Go through the listing and pick out each line with the word "from" in it.

====== Stored records ======

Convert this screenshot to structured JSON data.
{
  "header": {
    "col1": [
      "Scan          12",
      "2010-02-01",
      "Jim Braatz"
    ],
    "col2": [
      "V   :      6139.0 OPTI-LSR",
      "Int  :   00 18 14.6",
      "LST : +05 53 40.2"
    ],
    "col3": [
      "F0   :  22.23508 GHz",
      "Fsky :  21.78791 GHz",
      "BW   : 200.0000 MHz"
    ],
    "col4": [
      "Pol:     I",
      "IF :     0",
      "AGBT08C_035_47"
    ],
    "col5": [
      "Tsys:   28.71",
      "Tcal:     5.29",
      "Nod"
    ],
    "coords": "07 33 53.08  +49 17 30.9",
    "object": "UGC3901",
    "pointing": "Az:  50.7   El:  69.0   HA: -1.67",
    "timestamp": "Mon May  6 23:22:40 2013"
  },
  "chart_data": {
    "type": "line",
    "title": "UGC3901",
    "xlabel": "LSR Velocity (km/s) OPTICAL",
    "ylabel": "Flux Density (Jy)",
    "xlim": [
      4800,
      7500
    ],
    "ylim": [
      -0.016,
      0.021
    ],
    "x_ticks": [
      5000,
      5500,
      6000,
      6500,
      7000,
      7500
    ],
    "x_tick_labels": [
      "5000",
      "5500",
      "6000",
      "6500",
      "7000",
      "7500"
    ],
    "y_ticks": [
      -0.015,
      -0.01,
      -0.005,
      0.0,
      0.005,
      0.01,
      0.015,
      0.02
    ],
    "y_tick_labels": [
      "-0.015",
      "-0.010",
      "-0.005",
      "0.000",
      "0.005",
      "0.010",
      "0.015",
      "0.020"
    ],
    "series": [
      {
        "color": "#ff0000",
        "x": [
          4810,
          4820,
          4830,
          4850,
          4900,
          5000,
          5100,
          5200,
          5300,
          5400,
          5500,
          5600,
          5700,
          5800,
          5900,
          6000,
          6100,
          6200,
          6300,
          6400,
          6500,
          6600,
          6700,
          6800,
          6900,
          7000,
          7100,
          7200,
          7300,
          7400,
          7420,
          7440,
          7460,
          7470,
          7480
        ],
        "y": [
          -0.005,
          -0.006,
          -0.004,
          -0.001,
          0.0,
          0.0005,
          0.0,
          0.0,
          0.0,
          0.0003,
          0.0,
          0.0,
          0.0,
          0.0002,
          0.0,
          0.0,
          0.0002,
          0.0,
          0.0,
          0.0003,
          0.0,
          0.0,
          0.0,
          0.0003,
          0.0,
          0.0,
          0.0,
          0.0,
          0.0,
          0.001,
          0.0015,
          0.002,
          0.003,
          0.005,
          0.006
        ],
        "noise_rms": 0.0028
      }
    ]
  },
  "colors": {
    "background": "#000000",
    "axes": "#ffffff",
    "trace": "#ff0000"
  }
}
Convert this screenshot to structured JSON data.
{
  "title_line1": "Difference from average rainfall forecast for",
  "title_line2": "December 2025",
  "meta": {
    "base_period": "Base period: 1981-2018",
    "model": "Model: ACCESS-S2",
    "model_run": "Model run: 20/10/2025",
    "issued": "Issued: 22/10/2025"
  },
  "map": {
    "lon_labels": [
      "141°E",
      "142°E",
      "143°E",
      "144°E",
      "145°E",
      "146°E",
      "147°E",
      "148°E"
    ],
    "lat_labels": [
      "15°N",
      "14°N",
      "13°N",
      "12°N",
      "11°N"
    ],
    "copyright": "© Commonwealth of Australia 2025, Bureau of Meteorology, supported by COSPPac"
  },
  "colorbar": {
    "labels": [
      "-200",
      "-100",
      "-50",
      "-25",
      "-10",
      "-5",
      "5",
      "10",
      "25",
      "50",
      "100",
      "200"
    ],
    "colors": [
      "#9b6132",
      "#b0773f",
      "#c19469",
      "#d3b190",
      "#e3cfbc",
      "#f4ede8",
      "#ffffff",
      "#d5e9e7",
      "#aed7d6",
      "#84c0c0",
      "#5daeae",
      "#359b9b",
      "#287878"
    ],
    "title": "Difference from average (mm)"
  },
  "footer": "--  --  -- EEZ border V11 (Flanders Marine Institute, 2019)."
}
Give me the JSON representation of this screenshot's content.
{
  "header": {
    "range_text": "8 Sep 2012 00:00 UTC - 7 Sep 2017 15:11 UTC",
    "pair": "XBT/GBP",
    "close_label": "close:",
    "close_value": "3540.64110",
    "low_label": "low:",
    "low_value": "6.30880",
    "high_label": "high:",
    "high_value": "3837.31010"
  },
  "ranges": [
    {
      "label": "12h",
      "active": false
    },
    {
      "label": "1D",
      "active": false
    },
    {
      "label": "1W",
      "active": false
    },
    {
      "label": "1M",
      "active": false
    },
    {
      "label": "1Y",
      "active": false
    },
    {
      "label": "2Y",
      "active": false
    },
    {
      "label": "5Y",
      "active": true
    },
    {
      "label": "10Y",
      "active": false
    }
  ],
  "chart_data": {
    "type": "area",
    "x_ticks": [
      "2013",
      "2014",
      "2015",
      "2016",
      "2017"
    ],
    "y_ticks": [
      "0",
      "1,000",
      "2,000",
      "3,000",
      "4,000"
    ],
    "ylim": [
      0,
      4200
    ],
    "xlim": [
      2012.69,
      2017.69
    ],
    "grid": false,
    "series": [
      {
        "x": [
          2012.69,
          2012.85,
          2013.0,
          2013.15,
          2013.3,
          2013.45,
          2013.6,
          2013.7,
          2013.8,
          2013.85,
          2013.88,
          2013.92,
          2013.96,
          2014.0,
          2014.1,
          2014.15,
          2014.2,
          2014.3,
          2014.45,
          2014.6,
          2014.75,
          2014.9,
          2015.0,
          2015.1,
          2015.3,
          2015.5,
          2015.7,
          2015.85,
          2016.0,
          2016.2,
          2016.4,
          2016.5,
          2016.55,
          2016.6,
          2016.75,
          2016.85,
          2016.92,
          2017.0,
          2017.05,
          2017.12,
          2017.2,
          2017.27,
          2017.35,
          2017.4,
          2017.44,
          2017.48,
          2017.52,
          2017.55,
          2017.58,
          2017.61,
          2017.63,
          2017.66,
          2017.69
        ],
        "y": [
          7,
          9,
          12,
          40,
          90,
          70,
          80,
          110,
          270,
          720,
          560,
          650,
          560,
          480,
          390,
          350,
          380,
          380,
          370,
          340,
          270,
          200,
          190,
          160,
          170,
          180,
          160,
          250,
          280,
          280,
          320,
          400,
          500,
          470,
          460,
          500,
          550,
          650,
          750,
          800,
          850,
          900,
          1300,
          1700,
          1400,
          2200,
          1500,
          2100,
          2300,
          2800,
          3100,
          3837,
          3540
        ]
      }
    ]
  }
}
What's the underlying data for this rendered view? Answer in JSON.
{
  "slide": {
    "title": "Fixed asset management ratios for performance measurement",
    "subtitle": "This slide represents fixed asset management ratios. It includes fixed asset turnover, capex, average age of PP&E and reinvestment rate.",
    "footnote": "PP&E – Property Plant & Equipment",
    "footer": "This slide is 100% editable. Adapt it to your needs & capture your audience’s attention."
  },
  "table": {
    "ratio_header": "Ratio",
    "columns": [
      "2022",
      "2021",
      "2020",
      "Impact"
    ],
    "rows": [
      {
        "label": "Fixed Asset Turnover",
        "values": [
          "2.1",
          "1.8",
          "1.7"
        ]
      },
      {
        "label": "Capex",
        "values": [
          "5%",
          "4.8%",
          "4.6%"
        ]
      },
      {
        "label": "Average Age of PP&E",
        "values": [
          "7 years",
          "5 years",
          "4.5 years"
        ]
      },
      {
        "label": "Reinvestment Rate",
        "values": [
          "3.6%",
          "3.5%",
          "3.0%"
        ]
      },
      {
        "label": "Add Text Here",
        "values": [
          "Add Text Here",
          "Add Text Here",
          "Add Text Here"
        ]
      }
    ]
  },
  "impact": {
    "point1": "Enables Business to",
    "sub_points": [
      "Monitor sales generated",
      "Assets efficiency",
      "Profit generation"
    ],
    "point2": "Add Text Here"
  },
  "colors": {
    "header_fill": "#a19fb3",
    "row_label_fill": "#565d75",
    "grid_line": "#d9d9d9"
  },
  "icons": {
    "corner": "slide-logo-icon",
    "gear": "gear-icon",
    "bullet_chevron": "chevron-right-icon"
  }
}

======

- Answer to the task
  "title_line1": "Difference from average rainfall forecast for",
    "title": "Difference from average (mm)"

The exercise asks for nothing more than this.